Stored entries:

# # # # #

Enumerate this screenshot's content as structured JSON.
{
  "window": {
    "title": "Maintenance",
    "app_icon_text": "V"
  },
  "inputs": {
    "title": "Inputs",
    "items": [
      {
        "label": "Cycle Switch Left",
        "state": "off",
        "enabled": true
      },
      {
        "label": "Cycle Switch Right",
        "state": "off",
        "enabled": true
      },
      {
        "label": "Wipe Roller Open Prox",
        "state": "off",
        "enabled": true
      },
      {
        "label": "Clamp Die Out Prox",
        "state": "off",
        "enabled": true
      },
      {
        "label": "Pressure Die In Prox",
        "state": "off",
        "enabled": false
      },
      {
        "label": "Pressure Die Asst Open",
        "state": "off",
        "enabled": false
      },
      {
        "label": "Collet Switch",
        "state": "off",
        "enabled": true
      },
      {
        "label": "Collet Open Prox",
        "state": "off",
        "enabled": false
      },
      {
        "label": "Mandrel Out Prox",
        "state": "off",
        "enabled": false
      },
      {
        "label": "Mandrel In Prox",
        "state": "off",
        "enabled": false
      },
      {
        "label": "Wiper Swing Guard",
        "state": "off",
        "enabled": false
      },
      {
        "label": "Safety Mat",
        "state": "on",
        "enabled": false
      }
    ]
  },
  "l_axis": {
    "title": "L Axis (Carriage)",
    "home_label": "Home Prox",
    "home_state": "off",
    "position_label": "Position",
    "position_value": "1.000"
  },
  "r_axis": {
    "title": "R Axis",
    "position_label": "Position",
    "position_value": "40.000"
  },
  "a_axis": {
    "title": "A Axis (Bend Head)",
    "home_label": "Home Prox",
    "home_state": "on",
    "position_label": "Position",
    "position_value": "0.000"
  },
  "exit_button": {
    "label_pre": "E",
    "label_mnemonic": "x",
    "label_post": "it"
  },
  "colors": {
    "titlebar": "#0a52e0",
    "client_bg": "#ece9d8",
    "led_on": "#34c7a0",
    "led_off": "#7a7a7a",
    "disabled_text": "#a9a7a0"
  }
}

# # # # #

What needs to be done: Find all the lines containing "Prox" in the material, then copy them.

Answer below:
        "label": "Wipe Roller Open Prox",
        "label": "Clamp Die Out Prox",
        "label": "Pressure Die In Prox",
        "label": "Collet Open Prox",
        "label": "Mandrel Out Prox",
        "label": "Mandrel In Prox",
    "home_label": "Home Prox",
    "home_label": "Home Prox",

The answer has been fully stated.